**REQUIRED TASK**
Scan the entries below and extract each line with the word "median" in it.

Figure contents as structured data
>>>>

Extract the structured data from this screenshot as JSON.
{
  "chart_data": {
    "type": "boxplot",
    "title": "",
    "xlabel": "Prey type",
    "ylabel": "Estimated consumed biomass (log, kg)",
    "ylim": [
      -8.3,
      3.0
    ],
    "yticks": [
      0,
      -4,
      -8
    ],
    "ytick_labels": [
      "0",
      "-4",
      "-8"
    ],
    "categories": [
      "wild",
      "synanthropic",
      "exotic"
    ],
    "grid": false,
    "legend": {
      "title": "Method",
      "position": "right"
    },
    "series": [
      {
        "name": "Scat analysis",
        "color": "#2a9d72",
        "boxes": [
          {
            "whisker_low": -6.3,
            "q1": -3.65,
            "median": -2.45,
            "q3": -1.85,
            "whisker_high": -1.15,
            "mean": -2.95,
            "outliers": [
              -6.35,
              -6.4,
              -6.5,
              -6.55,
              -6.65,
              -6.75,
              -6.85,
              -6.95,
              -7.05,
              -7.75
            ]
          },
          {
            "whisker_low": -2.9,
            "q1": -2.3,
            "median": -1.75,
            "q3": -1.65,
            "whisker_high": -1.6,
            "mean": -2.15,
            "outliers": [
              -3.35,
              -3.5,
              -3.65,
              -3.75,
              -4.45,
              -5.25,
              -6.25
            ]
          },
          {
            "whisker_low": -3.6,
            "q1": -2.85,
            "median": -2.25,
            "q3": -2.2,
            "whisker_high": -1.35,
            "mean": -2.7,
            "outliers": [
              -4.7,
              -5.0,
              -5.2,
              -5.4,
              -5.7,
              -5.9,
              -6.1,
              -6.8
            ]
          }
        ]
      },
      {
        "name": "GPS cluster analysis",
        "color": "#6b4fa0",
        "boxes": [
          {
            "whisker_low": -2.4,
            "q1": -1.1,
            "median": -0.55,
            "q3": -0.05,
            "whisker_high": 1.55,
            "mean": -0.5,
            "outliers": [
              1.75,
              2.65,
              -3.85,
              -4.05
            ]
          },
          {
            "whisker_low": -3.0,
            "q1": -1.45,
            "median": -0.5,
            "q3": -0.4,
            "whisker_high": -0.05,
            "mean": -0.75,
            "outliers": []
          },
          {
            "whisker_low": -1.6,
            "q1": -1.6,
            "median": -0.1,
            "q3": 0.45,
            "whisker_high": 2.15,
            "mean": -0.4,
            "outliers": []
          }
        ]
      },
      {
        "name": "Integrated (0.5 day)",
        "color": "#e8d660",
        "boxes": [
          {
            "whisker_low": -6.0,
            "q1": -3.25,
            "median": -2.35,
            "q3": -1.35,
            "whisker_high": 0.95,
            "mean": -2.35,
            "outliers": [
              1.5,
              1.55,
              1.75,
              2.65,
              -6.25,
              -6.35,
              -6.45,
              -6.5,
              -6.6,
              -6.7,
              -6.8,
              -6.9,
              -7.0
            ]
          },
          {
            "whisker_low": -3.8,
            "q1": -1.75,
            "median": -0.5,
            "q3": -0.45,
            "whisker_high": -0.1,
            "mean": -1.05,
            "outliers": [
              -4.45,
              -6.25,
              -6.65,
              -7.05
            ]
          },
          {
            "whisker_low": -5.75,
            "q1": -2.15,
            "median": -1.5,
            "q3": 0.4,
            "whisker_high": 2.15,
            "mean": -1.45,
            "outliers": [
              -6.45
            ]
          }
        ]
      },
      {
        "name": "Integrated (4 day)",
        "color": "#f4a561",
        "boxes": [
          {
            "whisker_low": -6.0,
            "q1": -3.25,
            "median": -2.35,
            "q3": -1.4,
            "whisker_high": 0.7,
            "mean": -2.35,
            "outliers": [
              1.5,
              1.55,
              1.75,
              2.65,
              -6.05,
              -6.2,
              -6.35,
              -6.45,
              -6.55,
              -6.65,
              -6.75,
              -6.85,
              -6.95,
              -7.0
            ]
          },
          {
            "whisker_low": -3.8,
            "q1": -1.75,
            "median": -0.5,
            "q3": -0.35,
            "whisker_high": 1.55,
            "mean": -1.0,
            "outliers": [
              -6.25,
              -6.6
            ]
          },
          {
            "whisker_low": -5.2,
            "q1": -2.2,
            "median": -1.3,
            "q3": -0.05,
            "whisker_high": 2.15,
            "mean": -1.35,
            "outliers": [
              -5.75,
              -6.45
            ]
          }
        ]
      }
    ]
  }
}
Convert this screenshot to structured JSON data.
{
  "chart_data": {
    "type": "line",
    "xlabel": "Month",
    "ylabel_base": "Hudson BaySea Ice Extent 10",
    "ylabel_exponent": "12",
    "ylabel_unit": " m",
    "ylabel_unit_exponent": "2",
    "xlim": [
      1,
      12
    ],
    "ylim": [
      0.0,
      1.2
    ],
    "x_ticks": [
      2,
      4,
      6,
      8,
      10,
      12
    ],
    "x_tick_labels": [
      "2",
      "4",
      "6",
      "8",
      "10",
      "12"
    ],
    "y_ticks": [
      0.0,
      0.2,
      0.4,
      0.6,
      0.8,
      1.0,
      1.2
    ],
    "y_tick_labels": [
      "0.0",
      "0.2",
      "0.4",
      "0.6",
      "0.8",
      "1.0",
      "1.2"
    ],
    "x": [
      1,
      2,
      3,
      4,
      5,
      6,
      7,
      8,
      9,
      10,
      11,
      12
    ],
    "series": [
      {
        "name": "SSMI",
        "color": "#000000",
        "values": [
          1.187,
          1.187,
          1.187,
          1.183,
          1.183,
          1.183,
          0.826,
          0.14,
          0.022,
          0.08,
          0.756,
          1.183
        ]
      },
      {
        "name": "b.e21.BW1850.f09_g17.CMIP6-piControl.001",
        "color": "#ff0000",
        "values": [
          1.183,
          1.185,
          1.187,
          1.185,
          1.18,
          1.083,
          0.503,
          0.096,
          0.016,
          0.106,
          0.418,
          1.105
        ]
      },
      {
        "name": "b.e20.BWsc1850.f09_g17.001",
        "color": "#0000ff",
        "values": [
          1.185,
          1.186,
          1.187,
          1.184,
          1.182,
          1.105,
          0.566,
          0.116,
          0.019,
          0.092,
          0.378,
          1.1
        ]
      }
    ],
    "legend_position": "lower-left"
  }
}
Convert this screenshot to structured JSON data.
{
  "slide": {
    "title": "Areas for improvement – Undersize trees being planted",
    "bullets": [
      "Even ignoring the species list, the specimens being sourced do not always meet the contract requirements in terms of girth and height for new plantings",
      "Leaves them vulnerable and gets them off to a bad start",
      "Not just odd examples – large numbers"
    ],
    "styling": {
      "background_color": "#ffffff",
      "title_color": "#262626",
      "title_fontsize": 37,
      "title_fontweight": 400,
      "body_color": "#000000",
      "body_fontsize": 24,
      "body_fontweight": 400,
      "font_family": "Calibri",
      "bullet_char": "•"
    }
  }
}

<<<<

**ANSWER BELOW**
            "median": -2.45,
            "median": -1.75,
            "median": -2.25,
            "median": -0.55,
            "median": -0.5,
            "median": -0.1,
            "median": -2.35,
            "median": -0.5,
            "median": -1.5,
            "median": -2.35,
            "median": -0.5,
            "median": -1.3,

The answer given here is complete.